[Material provided start]
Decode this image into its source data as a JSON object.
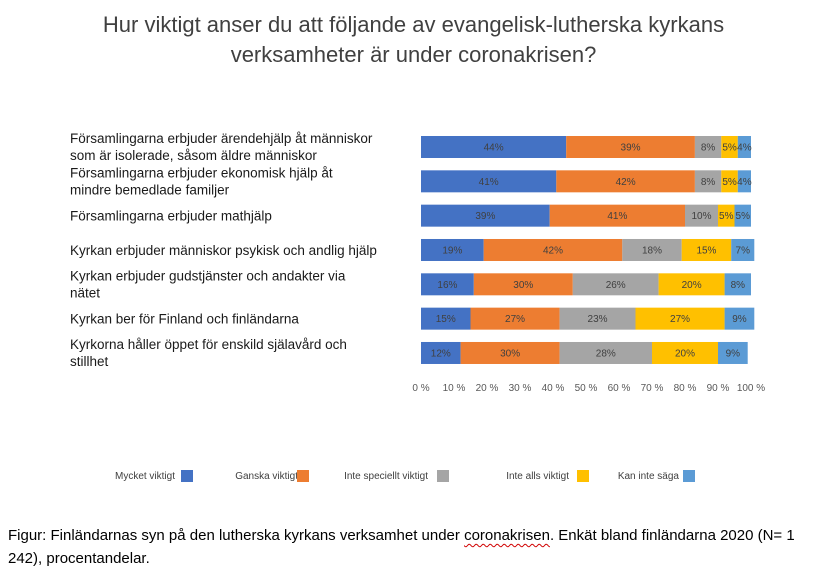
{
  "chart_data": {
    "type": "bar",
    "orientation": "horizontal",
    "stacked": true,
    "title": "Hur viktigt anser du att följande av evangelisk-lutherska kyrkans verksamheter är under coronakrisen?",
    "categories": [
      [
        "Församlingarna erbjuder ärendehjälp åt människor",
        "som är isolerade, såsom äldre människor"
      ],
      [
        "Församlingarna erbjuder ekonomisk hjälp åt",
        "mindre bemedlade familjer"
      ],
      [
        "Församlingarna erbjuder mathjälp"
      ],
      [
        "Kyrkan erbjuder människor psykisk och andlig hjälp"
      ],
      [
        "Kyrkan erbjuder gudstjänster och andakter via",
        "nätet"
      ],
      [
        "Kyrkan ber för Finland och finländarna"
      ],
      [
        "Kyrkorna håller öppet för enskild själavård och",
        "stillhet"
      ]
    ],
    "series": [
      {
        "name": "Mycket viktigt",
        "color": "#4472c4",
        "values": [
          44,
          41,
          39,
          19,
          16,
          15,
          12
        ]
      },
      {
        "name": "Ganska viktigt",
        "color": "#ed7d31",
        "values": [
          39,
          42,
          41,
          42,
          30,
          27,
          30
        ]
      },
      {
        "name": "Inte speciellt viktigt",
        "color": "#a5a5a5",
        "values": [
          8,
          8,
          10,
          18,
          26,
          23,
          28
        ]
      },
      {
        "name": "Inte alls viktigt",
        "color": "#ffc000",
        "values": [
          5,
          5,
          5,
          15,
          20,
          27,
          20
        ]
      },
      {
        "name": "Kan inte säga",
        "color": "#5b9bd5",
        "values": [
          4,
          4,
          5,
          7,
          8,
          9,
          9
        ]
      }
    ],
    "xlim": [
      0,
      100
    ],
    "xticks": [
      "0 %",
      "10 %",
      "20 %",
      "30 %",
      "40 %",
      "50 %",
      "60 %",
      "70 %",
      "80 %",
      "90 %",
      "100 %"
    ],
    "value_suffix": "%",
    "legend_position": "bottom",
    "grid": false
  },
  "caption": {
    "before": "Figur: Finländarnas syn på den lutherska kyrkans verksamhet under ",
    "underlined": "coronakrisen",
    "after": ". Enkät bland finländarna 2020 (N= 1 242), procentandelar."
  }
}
[Material provided end]
Work to complete:
Reproduce every record word for word. The copy must contain no pictures.

Exercise answer:
Decode this image into its source data as a JSON object.
{
  "chart_data": {
    "type": "bar",
    "orientation": "horizontal",
    "stacked": true,
    "title": "Hur viktigt anser du att följande av evangelisk-lutherska kyrkans verksamheter är under coronakrisen?",
    "categories": [
      [
        "Församlingarna erbjuder ärendehjälp åt människor",
        "som är isolerade, såsom äldre människor"
      ],
      [
        "Församlingarna erbjuder ekonomisk hjälp åt",
        "mindre bemedlade familjer"
      ],
      [
        "Församlingarna erbjuder mathjälp"
      ],
      [
        "Kyrkan erbjuder människor psykisk och andlig hjälp"
      ],
      [
        "Kyrkan erbjuder gudstjänster och andakter via",
        "nätet"
      ],
      [
        "Kyrkan ber för Finland och finländarna"
      ],
      [
        "Kyrkorna håller öppet för enskild själavård och",
        "stillhet"
      ]
    ],
    "series": [
      {
        "name": "Mycket viktigt",
        "color": "#4472c4",
        "values": [
          44,
          41,
          39,
          19,
          16,
          15,
          12
        ]
      },
      {
        "name": "Ganska viktigt",
        "color": "#ed7d31",
        "values": [
          39,
          42,
          41,
          42,
          30,
          27,
          30
        ]
      },
      {
        "name": "Inte speciellt viktigt",
        "color": "#a5a5a5",
        "values": [
          8,
          8,
          10,
          18,
          26,
          23,
          28
        ]
      },
      {
        "name": "Inte alls viktigt",
        "color": "#ffc000",
        "values": [
          5,
          5,
          5,
          15,
          20,
          27,
          20
        ]
      },
      {
        "name": "Kan inte säga",
        "color": "#5b9bd5",
        "values": [
          4,
          4,
          5,
          7,
          8,
          9,
          9
        ]
      }
    ],
    "xlim": [
      0,
      100
    ],
    "xticks": [
      "0 %",
      "10 %",
      "20 %",
      "30 %",
      "40 %",
      "50 %",
      "60 %",
      "70 %",
      "80 %",
      "90 %",
      "100 %"
    ],
    "value_suffix": "%",
    "legend_position": "bottom",
    "grid": false
  },
  "caption": {
    "before": "Figur: Finländarnas syn på den lutherska kyrkans verksamhet under ",
    "underlined": "coronakrisen",
    "after": ". Enkät bland finländarna 2020 (N= 1 242), procentandelar."
  }
}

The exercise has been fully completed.